RECORDS FOR THE EXERCISE:
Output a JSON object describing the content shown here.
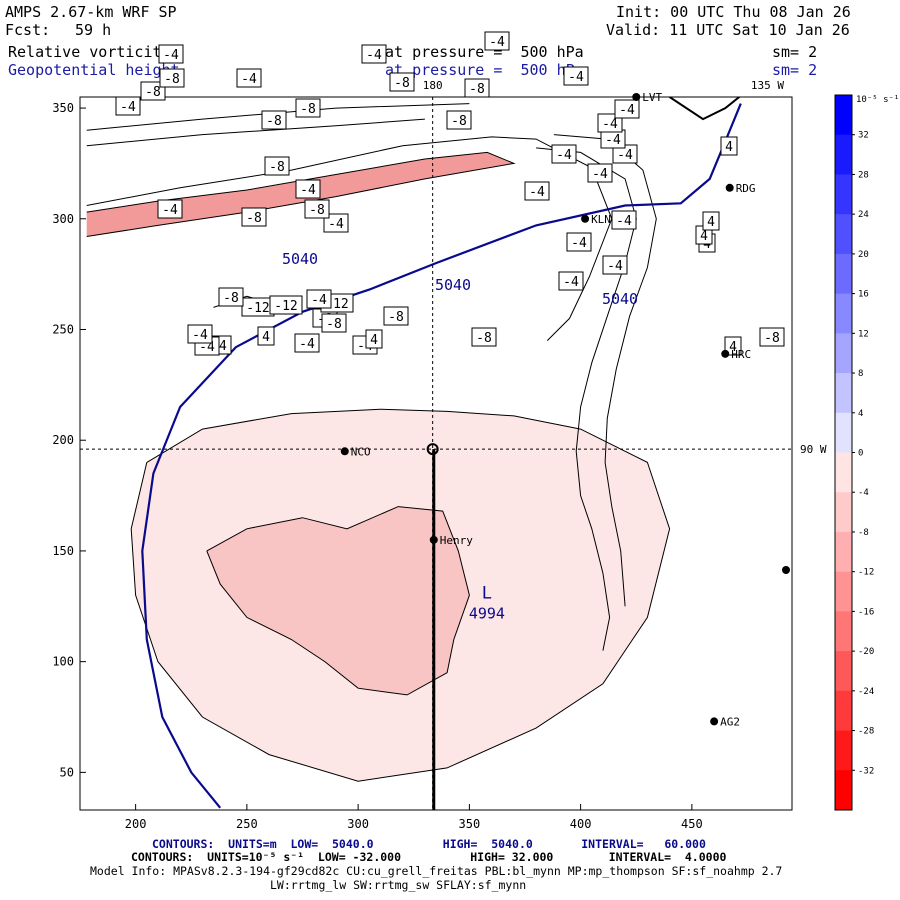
{
  "header": {
    "model": "AMPS 2.67-km WRF SP",
    "forecast_label": "Fcst:",
    "forecast_hours": "59 h",
    "init": "Init: 00 UTC Thu 08 Jan 26",
    "valid": "Valid: 11 UTC Sat 10 Jan 26",
    "field1": "Relative vorticity",
    "field2": "Geopotential height",
    "pressure1": "at pressure =  500 hPa",
    "pressure2": "at pressure =  500 hPa",
    "sm1": "sm= 2",
    "sm2": "sm= 2"
  },
  "footer": {
    "contours1": "CONTOURS:  UNITS=m  LOW=  5040.0          HIGH=  5040.0       INTERVAL=   60.000",
    "contours2": "CONTOURS:  UNITS=10⁻⁵ s⁻¹  LOW= -32.000          HIGH= 32.000        INTERVAL=  4.0000",
    "model_info": "Model Info: MPASv8.2.3-194-gf29cd82c CU:cu_grell_freitas PBL:bl_mynn MP:mp_thompson SF:sf_noahmp 2.7",
    "model_info2": "LW:rrtmg_lw SW:rrtmg_sw SFLAY:sf_mynn"
  },
  "colors": {
    "height_contour": "#0a0a8c",
    "vort_fill_light": "#fde6e6",
    "vort_fill_mid": "#f9c4c4",
    "vort_fill_strong": "#f29a9a"
  },
  "chart_data": {
    "type": "contour-map",
    "x_ticks": [
      200,
      250,
      300,
      350,
      400,
      450
    ],
    "y_ticks": [
      50,
      100,
      150,
      200,
      250,
      300,
      350
    ],
    "xlim": [
      175,
      495
    ],
    "ylim": [
      33,
      355
    ],
    "meridian_labels": [
      {
        "text": "180",
        "pos": "top"
      },
      {
        "text": "135 W",
        "pos": "top-right"
      },
      {
        "text": "90 W",
        "pos": "right"
      }
    ],
    "guide_lines": {
      "meridian_x": 333.5,
      "parallel_y": 196
    },
    "height_contour_value": 5040,
    "low_center": {
      "label": "L",
      "value": "4994",
      "x": 330,
      "y": 133
    },
    "stations": [
      {
        "name": "NCO",
        "x": 294,
        "y": 195
      },
      {
        "name": "Henry",
        "x": 334,
        "y": 155
      },
      {
        "name": "KLN",
        "x": 402,
        "y": 300
      },
      {
        "name": "RDG",
        "x": 467,
        "y": 314
      },
      {
        "name": "HRC",
        "x": 465,
        "y": 239
      },
      {
        "name": "AG2",
        "x": 460,
        "y": 73
      },
      {
        "name": "LVT",
        "x": 425,
        "y": 355
      }
    ],
    "vort_labels": [
      {
        "v": "-4",
        "x": 219,
        "y": 345
      },
      {
        "v": "-4",
        "x": 207,
        "y": 346
      },
      {
        "v": "-4",
        "x": 200,
        "y": 334
      },
      {
        "v": "-4",
        "x": 307,
        "y": 343
      },
      {
        "v": "-4",
        "x": 365,
        "y": 345
      },
      {
        "v": "4",
        "x": 266,
        "y": 336
      },
      {
        "v": "4",
        "x": 374,
        "y": 339
      },
      {
        "v": "-8",
        "x": 325,
        "y": 318
      },
      {
        "v": "-8",
        "x": 396,
        "y": 316
      },
      {
        "v": "-8",
        "x": 484,
        "y": 337
      },
      {
        "v": "-8",
        "x": 334,
        "y": 323
      },
      {
        "v": "-12",
        "x": 258,
        "y": 307
      },
      {
        "v": "-12",
        "x": 286,
        "y": 305
      },
      {
        "v": "-12",
        "x": 337,
        "y": 303
      },
      {
        "v": "-8",
        "x": 231,
        "y": 297
      },
      {
        "v": "-4",
        "x": 319,
        "y": 299
      },
      {
        "v": "-4",
        "x": 571,
        "y": 281
      },
      {
        "v": "-4",
        "x": 615,
        "y": 265
      },
      {
        "v": "-4",
        "x": 579,
        "y": 242
      },
      {
        "v": "-4",
        "x": 624,
        "y": 220
      },
      {
        "v": "-4",
        "x": 537,
        "y": 191
      },
      {
        "v": "-4",
        "x": 600,
        "y": 173
      },
      {
        "v": "-4",
        "x": 564,
        "y": 154
      },
      {
        "v": "-4",
        "x": 625,
        "y": 154
      },
      {
        "v": "-4",
        "x": 613,
        "y": 139
      },
      {
        "v": "-4",
        "x": 610,
        "y": 123
      },
      {
        "v": "-4",
        "x": 627,
        "y": 109
      },
      {
        "v": "4",
        "x": 733,
        "y": 346
      },
      {
        "v": "4",
        "x": 707,
        "y": 243
      },
      {
        "v": "4",
        "x": 704,
        "y": 235
      },
      {
        "v": "4",
        "x": 711,
        "y": 221
      },
      {
        "v": "4",
        "x": 729,
        "y": 146
      },
      {
        "v": "-8",
        "x": 772,
        "y": 337
      },
      {
        "v": "-4",
        "x": 336,
        "y": 223
      },
      {
        "v": "-8",
        "x": 254,
        "y": 217
      },
      {
        "v": "-8",
        "x": 317,
        "y": 209
      },
      {
        "v": "-4",
        "x": 170,
        "y": 209
      },
      {
        "v": "-4",
        "x": 308,
        "y": 189
      },
      {
        "v": "-8",
        "x": 277,
        "y": 166
      },
      {
        "v": "-8",
        "x": 274,
        "y": 120
      },
      {
        "v": "-8",
        "x": 308,
        "y": 108
      },
      {
        "v": "-8",
        "x": 459,
        "y": 120
      },
      {
        "v": "-8",
        "x": 477,
        "y": 88
      },
      {
        "v": "-8",
        "x": 402,
        "y": 82
      },
      {
        "v": "-4",
        "x": 128,
        "y": 106
      },
      {
        "v": "-8",
        "x": 153,
        "y": 91
      },
      {
        "v": "-8",
        "x": 172,
        "y": 78
      },
      {
        "v": "-4",
        "x": 249,
        "y": 78
      },
      {
        "v": "-4",
        "x": 576,
        "y": 76
      },
      {
        "v": "-4",
        "x": 171,
        "y": 54
      },
      {
        "v": "-4",
        "x": 374,
        "y": 54
      },
      {
        "v": "-4",
        "x": 497,
        "y": 41
      }
    ],
    "height_labels": [
      {
        "v": "5040",
        "x": 300,
        "y": 264
      },
      {
        "v": "5040",
        "x": 453,
        "y": 290
      },
      {
        "v": "5040",
        "x": 620,
        "y": 304
      }
    ],
    "colorbar": {
      "title": "10⁻⁵ s⁻¹",
      "levels": [
        32,
        28,
        24,
        20,
        16,
        12,
        8,
        4,
        0,
        -4,
        -8,
        -12,
        -16,
        -20,
        -24,
        -28,
        -32
      ],
      "colors": [
        "#0000ff",
        "#1a1aff",
        "#3535ff",
        "#5050ff",
        "#6b6bff",
        "#8888ff",
        "#a5a5ff",
        "#c3c3ff",
        "#e2e2ff",
        "#ffe4e4",
        "#ffcaca",
        "#ffafaf",
        "#ff9393",
        "#ff7676",
        "#ff5858",
        "#ff3a3a",
        "#ff1a1a",
        "#ff0000"
      ]
    }
  }
}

WHAT YOU HAVE TO DO: Without the pictures, restate each entry exactly.

SOLUTION:
Output a JSON object describing the content shown here.
{
  "header": {
    "model": "AMPS 2.67-km WRF SP",
    "forecast_label": "Fcst:",
    "forecast_hours": "59 h",
    "init": "Init: 00 UTC Thu 08 Jan 26",
    "valid": "Valid: 11 UTC Sat 10 Jan 26",
    "field1": "Relative vorticity",
    "field2": "Geopotential height",
    "pressure1": "at pressure =  500 hPa",
    "pressure2": "at pressure =  500 hPa",
    "sm1": "sm= 2",
    "sm2": "sm= 2"
  },
  "footer": {
    "contours1": "CONTOURS:  UNITS=m  LOW=  5040.0          HIGH=  5040.0       INTERVAL=   60.000",
    "contours2": "CONTOURS:  UNITS=10⁻⁵ s⁻¹  LOW= -32.000          HIGH= 32.000        INTERVAL=  4.0000",
    "model_info": "Model Info: MPASv8.2.3-194-gf29cd82c CU:cu_grell_freitas PBL:bl_mynn MP:mp_thompson SF:sf_noahmp 2.7",
    "model_info2": "LW:rrtmg_lw SW:rrtmg_sw SFLAY:sf_mynn"
  },
  "colors": {
    "height_contour": "#0a0a8c",
    "vort_fill_light": "#fde6e6",
    "vort_fill_mid": "#f9c4c4",
    "vort_fill_strong": "#f29a9a"
  },
  "chart_data": {
    "type": "contour-map",
    "x_ticks": [
      200,
      250,
      300,
      350,
      400,
      450
    ],
    "y_ticks": [
      50,
      100,
      150,
      200,
      250,
      300,
      350
    ],
    "xlim": [
      175,
      495
    ],
    "ylim": [
      33,
      355
    ],
    "meridian_labels": [
      {
        "text": "180",
        "pos": "top"
      },
      {
        "text": "135 W",
        "pos": "top-right"
      },
      {
        "text": "90 W",
        "pos": "right"
      }
    ],
    "guide_lines": {
      "meridian_x": 333.5,
      "parallel_y": 196
    },
    "height_contour_value": 5040,
    "low_center": {
      "label": "L",
      "value": "4994",
      "x": 330,
      "y": 133
    },
    "stations": [
      {
        "name": "NCO",
        "x": 294,
        "y": 195
      },
      {
        "name": "Henry",
        "x": 334,
        "y": 155
      },
      {
        "name": "KLN",
        "x": 402,
        "y": 300
      },
      {
        "name": "RDG",
        "x": 467,
        "y": 314
      },
      {
        "name": "HRC",
        "x": 465,
        "y": 239
      },
      {
        "name": "AG2",
        "x": 460,
        "y": 73
      },
      {
        "name": "LVT",
        "x": 425,
        "y": 355
      }
    ],
    "vort_labels": [
      {
        "v": "-4",
        "x": 219,
        "y": 345
      },
      {
        "v": "-4",
        "x": 207,
        "y": 346
      },
      {
        "v": "-4",
        "x": 200,
        "y": 334
      },
      {
        "v": "-4",
        "x": 307,
        "y": 343
      },
      {
        "v": "-4",
        "x": 365,
        "y": 345
      },
      {
        "v": "4",
        "x": 266,
        "y": 336
      },
      {
        "v": "4",
        "x": 374,
        "y": 339
      },
      {
        "v": "-8",
        "x": 325,
        "y": 318
      },
      {
        "v": "-8",
        "x": 396,
        "y": 316
      },
      {
        "v": "-8",
        "x": 484,
        "y": 337
      },
      {
        "v": "-8",
        "x": 334,
        "y": 323
      },
      {
        "v": "-12",
        "x": 258,
        "y": 307
      },
      {
        "v": "-12",
        "x": 286,
        "y": 305
      },
      {
        "v": "-12",
        "x": 337,
        "y": 303
      },
      {
        "v": "-8",
        "x": 231,
        "y": 297
      },
      {
        "v": "-4",
        "x": 319,
        "y": 299
      },
      {
        "v": "-4",
        "x": 571,
        "y": 281
      },
      {
        "v": "-4",
        "x": 615,
        "y": 265
      },
      {
        "v": "-4",
        "x": 579,
        "y": 242
      },
      {
        "v": "-4",
        "x": 624,
        "y": 220
      },
      {
        "v": "-4",
        "x": 537,
        "y": 191
      },
      {
        "v": "-4",
        "x": 600,
        "y": 173
      },
      {
        "v": "-4",
        "x": 564,
        "y": 154
      },
      {
        "v": "-4",
        "x": 625,
        "y": 154
      },
      {
        "v": "-4",
        "x": 613,
        "y": 139
      },
      {
        "v": "-4",
        "x": 610,
        "y": 123
      },
      {
        "v": "-4",
        "x": 627,
        "y": 109
      },
      {
        "v": "4",
        "x": 733,
        "y": 346
      },
      {
        "v": "4",
        "x": 707,
        "y": 243
      },
      {
        "v": "4",
        "x": 704,
        "y": 235
      },
      {
        "v": "4",
        "x": 711,
        "y": 221
      },
      {
        "v": "4",
        "x": 729,
        "y": 146
      },
      {
        "v": "-8",
        "x": 772,
        "y": 337
      },
      {
        "v": "-4",
        "x": 336,
        "y": 223
      },
      {
        "v": "-8",
        "x": 254,
        "y": 217
      },
      {
        "v": "-8",
        "x": 317,
        "y": 209
      },
      {
        "v": "-4",
        "x": 170,
        "y": 209
      },
      {
        "v": "-4",
        "x": 308,
        "y": 189
      },
      {
        "v": "-8",
        "x": 277,
        "y": 166
      },
      {
        "v": "-8",
        "x": 274,
        "y": 120
      },
      {
        "v": "-8",
        "x": 308,
        "y": 108
      },
      {
        "v": "-8",
        "x": 459,
        "y": 120
      },
      {
        "v": "-8",
        "x": 477,
        "y": 88
      },
      {
        "v": "-8",
        "x": 402,
        "y": 82
      },
      {
        "v": "-4",
        "x": 128,
        "y": 106
      },
      {
        "v": "-8",
        "x": 153,
        "y": 91
      },
      {
        "v": "-8",
        "x": 172,
        "y": 78
      },
      {
        "v": "-4",
        "x": 249,
        "y": 78
      },
      {
        "v": "-4",
        "x": 576,
        "y": 76
      },
      {
        "v": "-4",
        "x": 171,
        "y": 54
      },
      {
        "v": "-4",
        "x": 374,
        "y": 54
      },
      {
        "v": "-4",
        "x": 497,
        "y": 41
      }
    ],
    "height_labels": [
      {
        "v": "5040",
        "x": 300,
        "y": 264
      },
      {
        "v": "5040",
        "x": 453,
        "y": 290
      },
      {
        "v": "5040",
        "x": 620,
        "y": 304
      }
    ],
    "colorbar": {
      "title": "10⁻⁵ s⁻¹",
      "levels": [
        32,
        28,
        24,
        20,
        16,
        12,
        8,
        4,
        0,
        -4,
        -8,
        -12,
        -16,
        -20,
        -24,
        -28,
        -32
      ],
      "colors": [
        "#0000ff",
        "#1a1aff",
        "#3535ff",
        "#5050ff",
        "#6b6bff",
        "#8888ff",
        "#a5a5ff",
        "#c3c3ff",
        "#e2e2ff",
        "#ffe4e4",
        "#ffcaca",
        "#ffafaf",
        "#ff9393",
        "#ff7676",
        "#ff5858",
        "#ff3a3a",
        "#ff1a1a",
        "#ff0000"
      ]
    }
  }
}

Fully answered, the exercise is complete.